Of all the lines in the records, how many hold the word "this"? Answer with the number only.

Extracted data entries
§

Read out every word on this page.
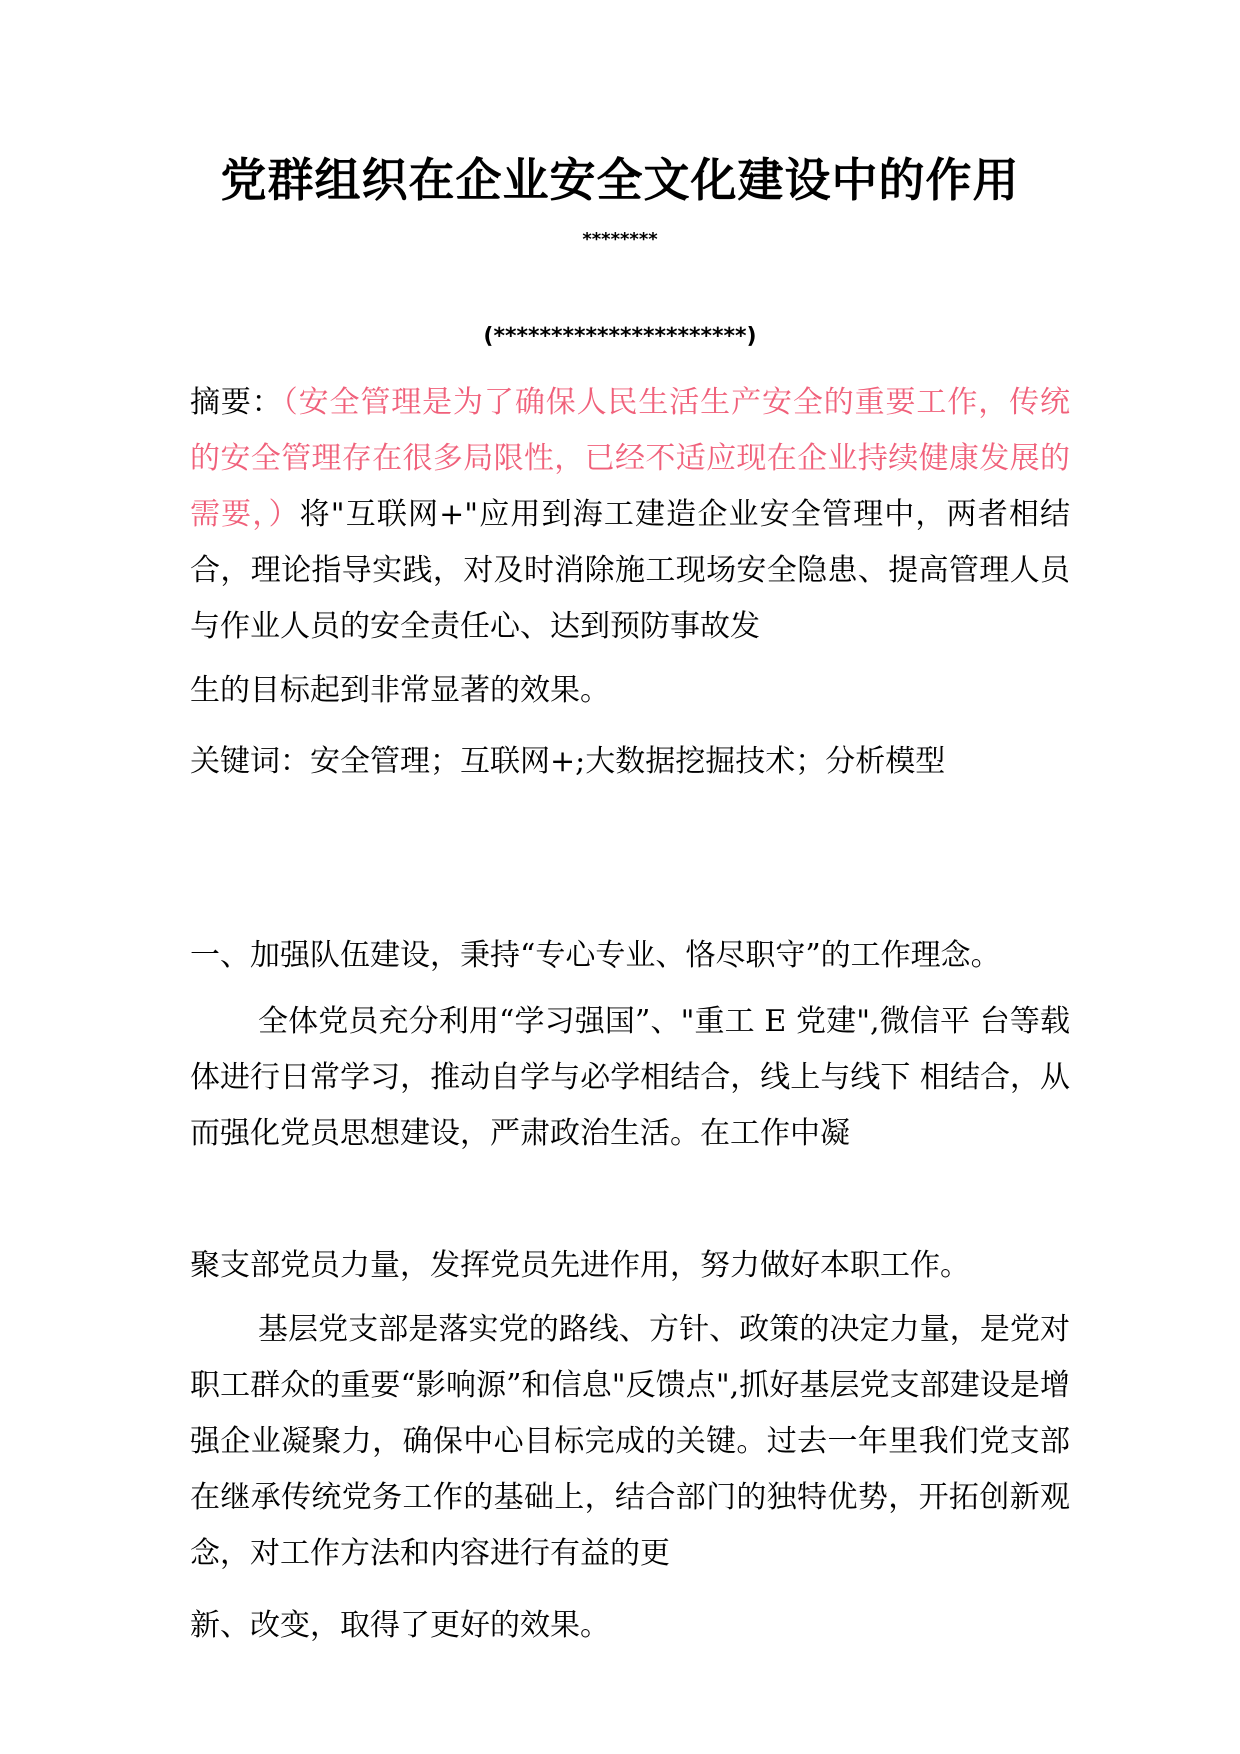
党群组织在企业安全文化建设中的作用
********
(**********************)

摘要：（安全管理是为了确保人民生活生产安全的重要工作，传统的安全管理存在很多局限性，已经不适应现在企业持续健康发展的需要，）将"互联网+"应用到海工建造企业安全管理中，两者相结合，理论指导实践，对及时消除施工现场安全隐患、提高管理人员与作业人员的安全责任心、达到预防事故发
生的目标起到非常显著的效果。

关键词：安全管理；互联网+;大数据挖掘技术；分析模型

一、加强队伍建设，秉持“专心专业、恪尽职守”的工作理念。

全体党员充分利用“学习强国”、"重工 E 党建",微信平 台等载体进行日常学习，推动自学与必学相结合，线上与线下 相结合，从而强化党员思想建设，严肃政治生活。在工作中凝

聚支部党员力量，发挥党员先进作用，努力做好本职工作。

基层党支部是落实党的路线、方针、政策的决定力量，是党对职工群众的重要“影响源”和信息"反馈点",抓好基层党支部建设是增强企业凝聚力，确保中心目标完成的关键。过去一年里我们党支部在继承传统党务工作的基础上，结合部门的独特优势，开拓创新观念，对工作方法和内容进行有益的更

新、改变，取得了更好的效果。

§

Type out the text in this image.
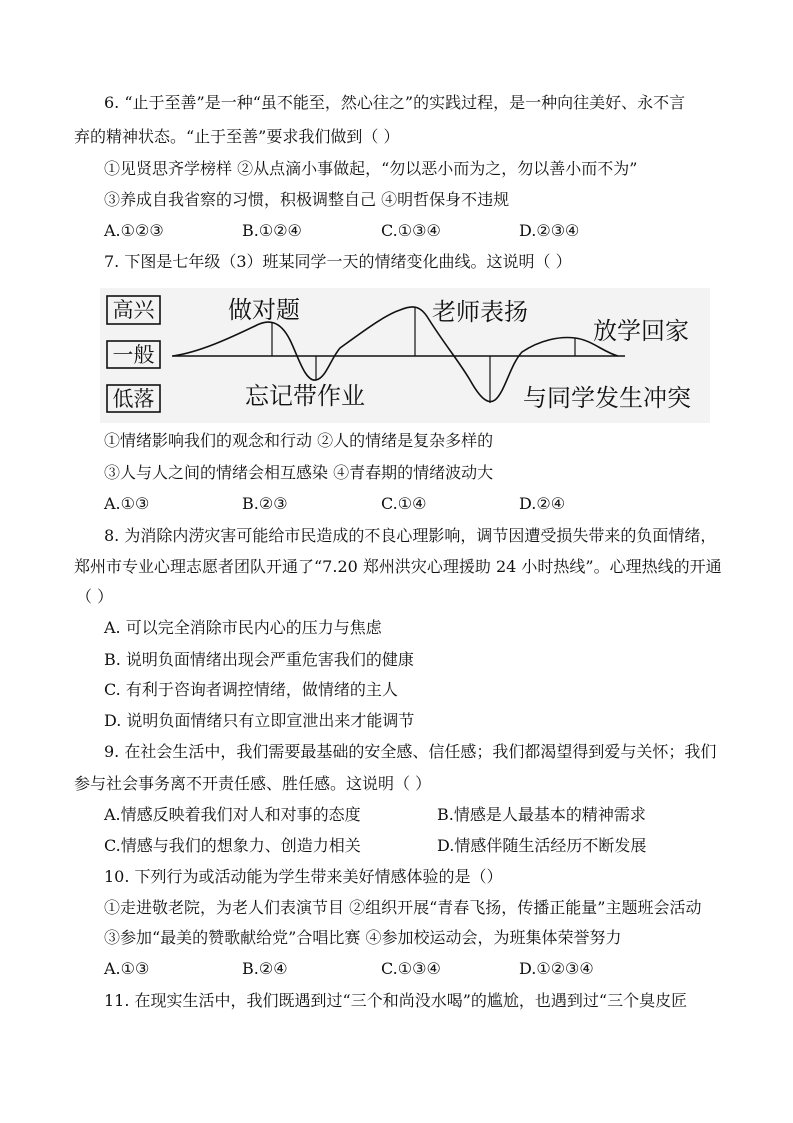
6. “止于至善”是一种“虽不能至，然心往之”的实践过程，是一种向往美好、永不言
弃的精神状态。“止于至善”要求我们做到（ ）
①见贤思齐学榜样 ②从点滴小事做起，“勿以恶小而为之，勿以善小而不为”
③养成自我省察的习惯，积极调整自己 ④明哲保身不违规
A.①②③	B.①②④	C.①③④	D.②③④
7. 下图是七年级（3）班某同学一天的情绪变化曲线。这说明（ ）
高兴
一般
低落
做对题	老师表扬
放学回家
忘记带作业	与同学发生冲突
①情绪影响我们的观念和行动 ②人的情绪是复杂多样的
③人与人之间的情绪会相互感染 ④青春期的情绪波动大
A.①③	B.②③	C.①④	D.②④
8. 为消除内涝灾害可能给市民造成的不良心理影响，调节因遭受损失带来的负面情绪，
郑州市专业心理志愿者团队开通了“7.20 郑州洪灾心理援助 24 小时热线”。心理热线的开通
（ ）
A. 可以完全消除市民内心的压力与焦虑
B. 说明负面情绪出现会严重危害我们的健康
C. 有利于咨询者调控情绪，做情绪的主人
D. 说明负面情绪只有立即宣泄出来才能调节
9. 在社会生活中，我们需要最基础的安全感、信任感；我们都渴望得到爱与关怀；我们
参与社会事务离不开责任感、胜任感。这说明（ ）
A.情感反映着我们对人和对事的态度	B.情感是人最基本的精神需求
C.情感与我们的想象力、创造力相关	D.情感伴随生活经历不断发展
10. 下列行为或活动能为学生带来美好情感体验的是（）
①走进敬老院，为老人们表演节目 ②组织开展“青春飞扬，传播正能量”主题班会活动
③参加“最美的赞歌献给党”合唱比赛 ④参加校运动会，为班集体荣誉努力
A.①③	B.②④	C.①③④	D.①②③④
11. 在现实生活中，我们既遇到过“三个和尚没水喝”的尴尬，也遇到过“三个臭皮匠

§

**RIGHT ANSWER:**
2